• [To do] Word for word, retype every entry in the listing.

• [Data shown]
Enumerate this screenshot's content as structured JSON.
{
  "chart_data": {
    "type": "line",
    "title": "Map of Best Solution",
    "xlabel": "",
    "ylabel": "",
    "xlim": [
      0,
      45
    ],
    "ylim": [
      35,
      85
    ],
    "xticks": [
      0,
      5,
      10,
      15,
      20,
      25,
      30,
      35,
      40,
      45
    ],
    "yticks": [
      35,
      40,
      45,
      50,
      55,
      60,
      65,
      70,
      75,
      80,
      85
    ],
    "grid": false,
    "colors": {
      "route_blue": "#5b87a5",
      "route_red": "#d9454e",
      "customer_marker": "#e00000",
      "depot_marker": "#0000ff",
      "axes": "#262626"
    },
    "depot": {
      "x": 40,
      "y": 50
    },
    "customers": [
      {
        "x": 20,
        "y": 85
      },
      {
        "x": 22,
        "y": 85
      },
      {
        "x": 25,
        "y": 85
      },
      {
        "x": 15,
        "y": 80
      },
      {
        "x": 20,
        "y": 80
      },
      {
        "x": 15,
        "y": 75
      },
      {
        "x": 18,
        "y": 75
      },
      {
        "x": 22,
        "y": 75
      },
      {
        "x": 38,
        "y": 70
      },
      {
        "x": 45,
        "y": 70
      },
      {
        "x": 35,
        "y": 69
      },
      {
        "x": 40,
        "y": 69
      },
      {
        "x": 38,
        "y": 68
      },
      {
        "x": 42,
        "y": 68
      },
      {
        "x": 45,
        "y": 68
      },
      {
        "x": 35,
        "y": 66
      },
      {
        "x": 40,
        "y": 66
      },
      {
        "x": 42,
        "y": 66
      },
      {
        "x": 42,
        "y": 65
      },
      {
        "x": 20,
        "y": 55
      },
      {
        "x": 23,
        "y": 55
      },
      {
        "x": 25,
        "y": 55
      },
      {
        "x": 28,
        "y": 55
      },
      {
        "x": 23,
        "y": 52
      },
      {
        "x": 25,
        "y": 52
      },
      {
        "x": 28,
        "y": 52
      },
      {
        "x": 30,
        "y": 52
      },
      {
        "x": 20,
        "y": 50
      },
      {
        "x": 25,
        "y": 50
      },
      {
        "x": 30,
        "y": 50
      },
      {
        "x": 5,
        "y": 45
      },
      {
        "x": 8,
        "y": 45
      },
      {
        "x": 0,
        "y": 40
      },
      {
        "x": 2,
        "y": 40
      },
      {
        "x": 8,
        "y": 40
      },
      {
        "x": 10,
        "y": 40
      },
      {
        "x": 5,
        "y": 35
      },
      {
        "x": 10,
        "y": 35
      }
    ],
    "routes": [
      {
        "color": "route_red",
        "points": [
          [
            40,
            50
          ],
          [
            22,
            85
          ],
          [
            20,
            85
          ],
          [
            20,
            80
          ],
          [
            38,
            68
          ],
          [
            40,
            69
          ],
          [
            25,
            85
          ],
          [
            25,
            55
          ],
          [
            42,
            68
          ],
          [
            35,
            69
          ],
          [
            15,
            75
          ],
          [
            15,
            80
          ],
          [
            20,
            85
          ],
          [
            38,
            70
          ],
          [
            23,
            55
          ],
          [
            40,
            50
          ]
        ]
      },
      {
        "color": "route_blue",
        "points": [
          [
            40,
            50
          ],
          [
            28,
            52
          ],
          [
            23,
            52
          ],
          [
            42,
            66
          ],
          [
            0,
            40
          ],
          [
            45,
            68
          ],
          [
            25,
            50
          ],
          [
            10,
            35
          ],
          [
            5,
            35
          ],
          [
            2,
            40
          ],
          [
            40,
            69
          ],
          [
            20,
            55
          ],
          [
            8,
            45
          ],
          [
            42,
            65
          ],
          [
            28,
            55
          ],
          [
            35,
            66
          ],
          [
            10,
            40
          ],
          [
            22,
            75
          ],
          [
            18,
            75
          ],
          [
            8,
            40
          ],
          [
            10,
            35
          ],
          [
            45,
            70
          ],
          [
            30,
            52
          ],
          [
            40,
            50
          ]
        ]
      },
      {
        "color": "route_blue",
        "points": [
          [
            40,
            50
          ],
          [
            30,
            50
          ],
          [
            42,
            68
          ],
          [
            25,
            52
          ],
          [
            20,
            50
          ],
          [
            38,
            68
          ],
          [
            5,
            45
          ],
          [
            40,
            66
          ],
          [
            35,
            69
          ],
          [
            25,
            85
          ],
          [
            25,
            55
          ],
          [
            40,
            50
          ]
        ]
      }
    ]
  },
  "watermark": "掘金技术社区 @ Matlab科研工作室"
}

• [Written response]
Enumerate this screenshot's content as structured JSON.
{
  "chart_data": {
    "type": "line",
    "title": "Map of Best Solution",
    "xlabel": "",
    "ylabel": "",
    "xlim": [
      0,
      45
    ],
    "ylim": [
      35,
      85
    ],
    "xticks": [
      0,
      5,
      10,
      15,
      20,
      25,
      30,
      35,
      40,
      45
    ],
    "yticks": [
      35,
      40,
      45,
      50,
      55,
      60,
      65,
      70,
      75,
      80,
      85
    ],
    "grid": false,
    "colors": {
      "route_blue": "#5b87a5",
      "route_red": "#d9454e",
      "customer_marker": "#e00000",
      "depot_marker": "#0000ff",
      "axes": "#262626"
    },
    "depot": {
      "x": 40,
      "y": 50
    },
    "customers": [
      {
        "x": 20,
        "y": 85
      },
      {
        "x": 22,
        "y": 85
      },
      {
        "x": 25,
        "y": 85
      },
      {
        "x": 15,
        "y": 80
      },
      {
        "x": 20,
        "y": 80
      },
      {
        "x": 15,
        "y": 75
      },
      {
        "x": 18,
        "y": 75
      },
      {
        "x": 22,
        "y": 75
      },
      {
        "x": 38,
        "y": 70
      },
      {
        "x": 45,
        "y": 70
      },
      {
        "x": 35,
        "y": 69
      },
      {
        "x": 40,
        "y": 69
      },
      {
        "x": 38,
        "y": 68
      },
      {
        "x": 42,
        "y": 68
      },
      {
        "x": 45,
        "y": 68
      },
      {
        "x": 35,
        "y": 66
      },
      {
        "x": 40,
        "y": 66
      },
      {
        "x": 42,
        "y": 66
      },
      {
        "x": 42,
        "y": 65
      },
      {
        "x": 20,
        "y": 55
      },
      {
        "x": 23,
        "y": 55
      },
      {
        "x": 25,
        "y": 55
      },
      {
        "x": 28,
        "y": 55
      },
      {
        "x": 23,
        "y": 52
      },
      {
        "x": 25,
        "y": 52
      },
      {
        "x": 28,
        "y": 52
      },
      {
        "x": 30,
        "y": 52
      },
      {
        "x": 20,
        "y": 50
      },
      {
        "x": 25,
        "y": 50
      },
      {
        "x": 30,
        "y": 50
      },
      {
        "x": 5,
        "y": 45
      },
      {
        "x": 8,
        "y": 45
      },
      {
        "x": 0,
        "y": 40
      },
      {
        "x": 2,
        "y": 40
      },
      {
        "x": 8,
        "y": 40
      },
      {
        "x": 10,
        "y": 40
      },
      {
        "x": 5,
        "y": 35
      },
      {
        "x": 10,
        "y": 35
      }
    ],
    "routes": [
      {
        "color": "route_red",
        "points": [
          [
            40,
            50
          ],
          [
            22,
            85
          ],
          [
            20,
            85
          ],
          [
            20,
            80
          ],
          [
            38,
            68
          ],
          [
            40,
            69
          ],
          [
            25,
            85
          ],
          [
            25,
            55
          ],
          [
            42,
            68
          ],
          [
            35,
            69
          ],
          [
            15,
            75
          ],
          [
            15,
            80
          ],
          [
            20,
            85
          ],
          [
            38,
            70
          ],
          [
            23,
            55
          ],
          [
            40,
            50
          ]
        ]
      },
      {
        "color": "route_blue",
        "points": [
          [
            40,
            50
          ],
          [
            28,
            52
          ],
          [
            23,
            52
          ],
          [
            42,
            66
          ],
          [
            0,
            40
          ],
          [
            45,
            68
          ],
          [
            25,
            50
          ],
          [
            10,
            35
          ],
          [
            5,
            35
          ],
          [
            2,
            40
          ],
          [
            40,
            69
          ],
          [
            20,
            55
          ],
          [
            8,
            45
          ],
          [
            42,
            65
          ],
          [
            28,
            55
          ],
          [
            35,
            66
          ],
          [
            10,
            40
          ],
          [
            22,
            75
          ],
          [
            18,
            75
          ],
          [
            8,
            40
          ],
          [
            10,
            35
          ],
          [
            45,
            70
          ],
          [
            30,
            52
          ],
          [
            40,
            50
          ]
        ]
      },
      {
        "color": "route_blue",
        "points": [
          [
            40,
            50
          ],
          [
            30,
            50
          ],
          [
            42,
            68
          ],
          [
            25,
            52
          ],
          [
            20,
            50
          ],
          [
            38,
            68
          ],
          [
            5,
            45
          ],
          [
            40,
            66
          ],
          [
            35,
            69
          ],
          [
            25,
            85
          ],
          [
            25,
            55
          ],
          [
            40,
            50
          ]
        ]
      }
    ]
  },
  "watermark": "掘金技术社区 @ Matlab科研工作室"
}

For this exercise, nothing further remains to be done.